Problem description: Pictures in the data below are not part of the copy; transcribe everything else exactly.

Data items:
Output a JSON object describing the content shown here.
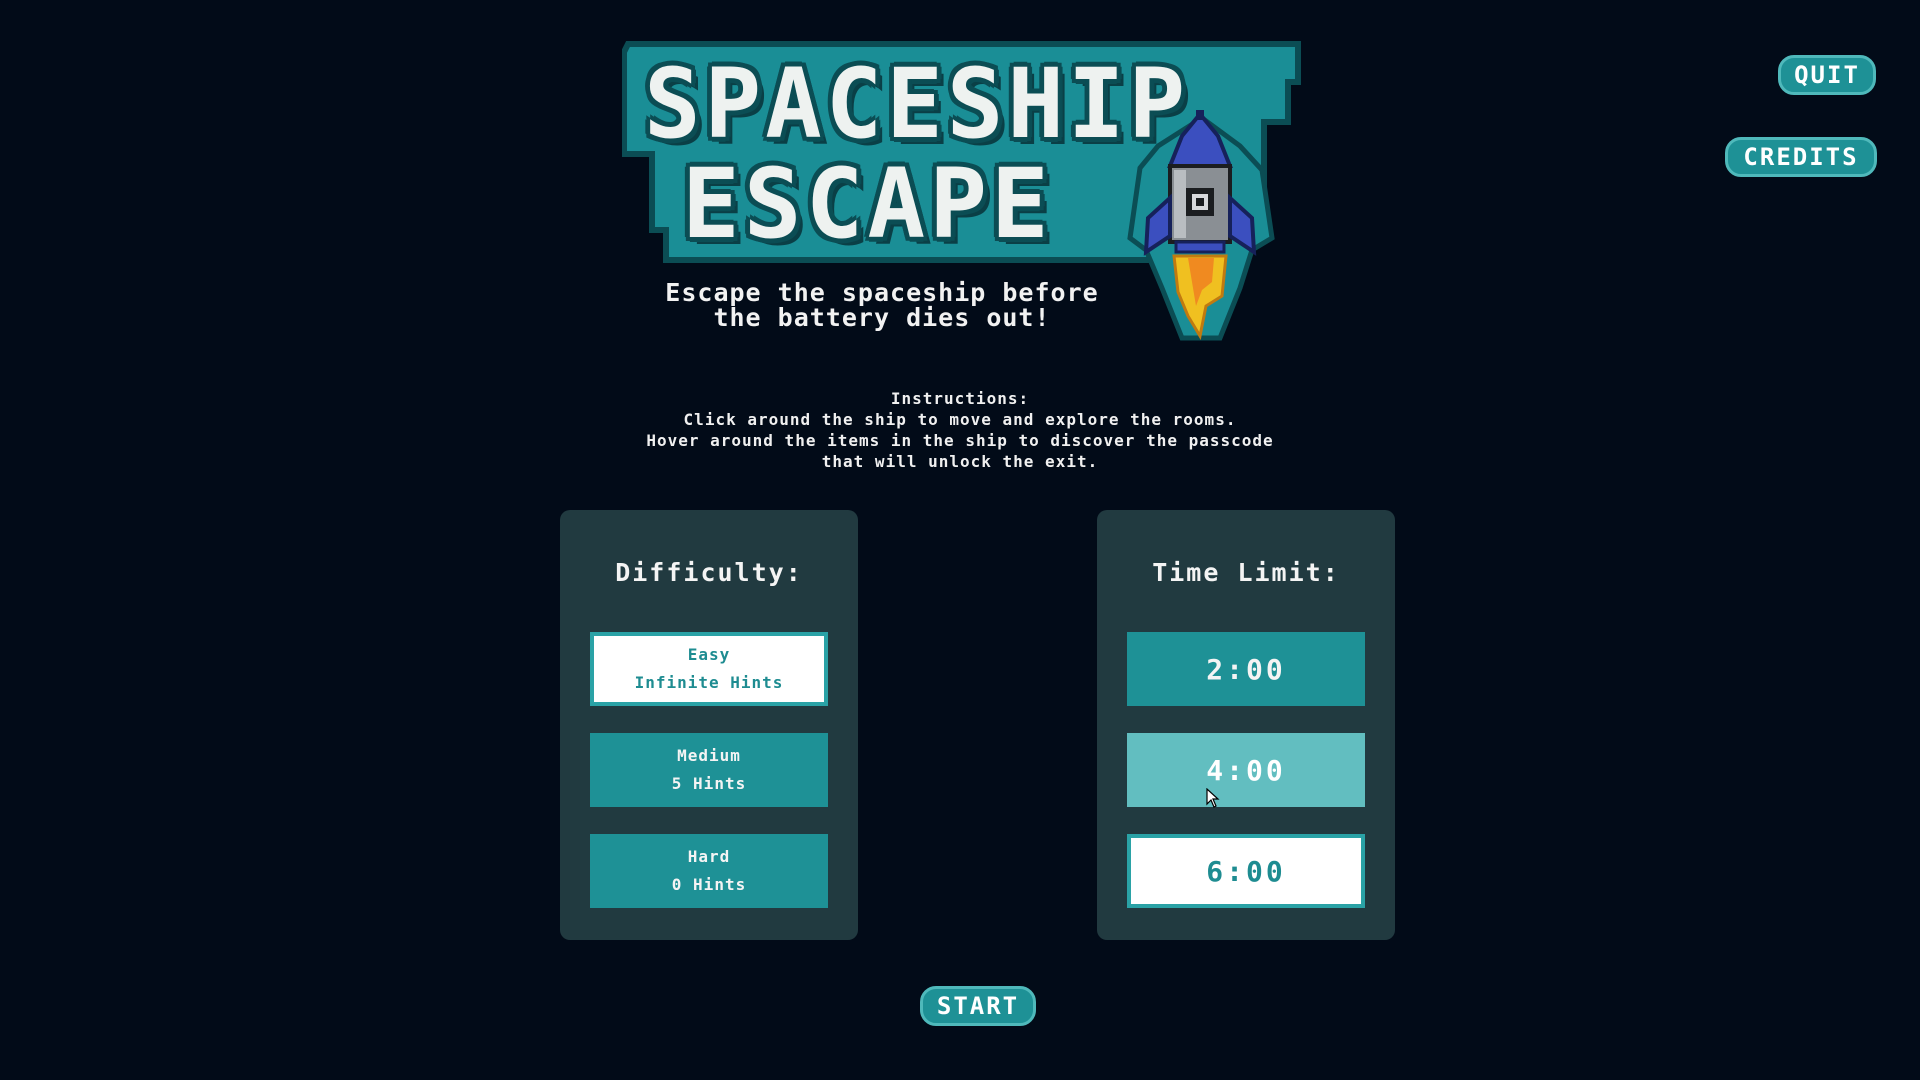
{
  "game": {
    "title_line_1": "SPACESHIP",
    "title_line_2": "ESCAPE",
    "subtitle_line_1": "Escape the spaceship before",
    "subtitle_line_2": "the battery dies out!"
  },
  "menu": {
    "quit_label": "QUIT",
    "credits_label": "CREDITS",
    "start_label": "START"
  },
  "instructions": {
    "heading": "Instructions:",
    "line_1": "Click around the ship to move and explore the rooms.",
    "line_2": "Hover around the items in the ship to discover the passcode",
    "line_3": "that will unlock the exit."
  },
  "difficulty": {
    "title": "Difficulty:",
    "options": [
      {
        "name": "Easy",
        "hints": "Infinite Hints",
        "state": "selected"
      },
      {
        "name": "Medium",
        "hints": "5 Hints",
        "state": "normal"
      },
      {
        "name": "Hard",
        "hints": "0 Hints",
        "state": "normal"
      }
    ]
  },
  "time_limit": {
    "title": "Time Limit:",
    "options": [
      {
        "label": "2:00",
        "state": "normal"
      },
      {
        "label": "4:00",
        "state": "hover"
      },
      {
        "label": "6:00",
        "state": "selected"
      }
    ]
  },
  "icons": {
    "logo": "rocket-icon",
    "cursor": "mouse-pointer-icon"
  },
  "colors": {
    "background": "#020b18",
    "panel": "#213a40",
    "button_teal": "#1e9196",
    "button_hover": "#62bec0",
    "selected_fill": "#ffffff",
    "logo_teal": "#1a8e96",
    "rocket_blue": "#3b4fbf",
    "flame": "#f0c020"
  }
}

Expected answer:
Output a JSON object describing the content shown here.
{
  "game": {
    "title_line_1": "SPACESHIP",
    "title_line_2": "ESCAPE",
    "subtitle_line_1": "Escape the spaceship before",
    "subtitle_line_2": "the battery dies out!"
  },
  "menu": {
    "quit_label": "QUIT",
    "credits_label": "CREDITS",
    "start_label": "START"
  },
  "instructions": {
    "heading": "Instructions:",
    "line_1": "Click around the ship to move and explore the rooms.",
    "line_2": "Hover around the items in the ship to discover the passcode",
    "line_3": "that will unlock the exit."
  },
  "difficulty": {
    "title": "Difficulty:",
    "options": [
      {
        "name": "Easy",
        "hints": "Infinite Hints",
        "state": "selected"
      },
      {
        "name": "Medium",
        "hints": "5 Hints",
        "state": "normal"
      },
      {
        "name": "Hard",
        "hints": "0 Hints",
        "state": "normal"
      }
    ]
  },
  "time_limit": {
    "title": "Time Limit:",
    "options": [
      {
        "label": "2:00",
        "state": "normal"
      },
      {
        "label": "4:00",
        "state": "hover"
      },
      {
        "label": "6:00",
        "state": "selected"
      }
    ]
  },
  "icons": {
    "logo": "rocket-icon",
    "cursor": "mouse-pointer-icon"
  },
  "colors": {
    "background": "#020b18",
    "panel": "#213a40",
    "button_teal": "#1e9196",
    "button_hover": "#62bec0",
    "selected_fill": "#ffffff",
    "logo_teal": "#1a8e96",
    "rocket_blue": "#3b4fbf",
    "flame": "#f0c020"
  }
}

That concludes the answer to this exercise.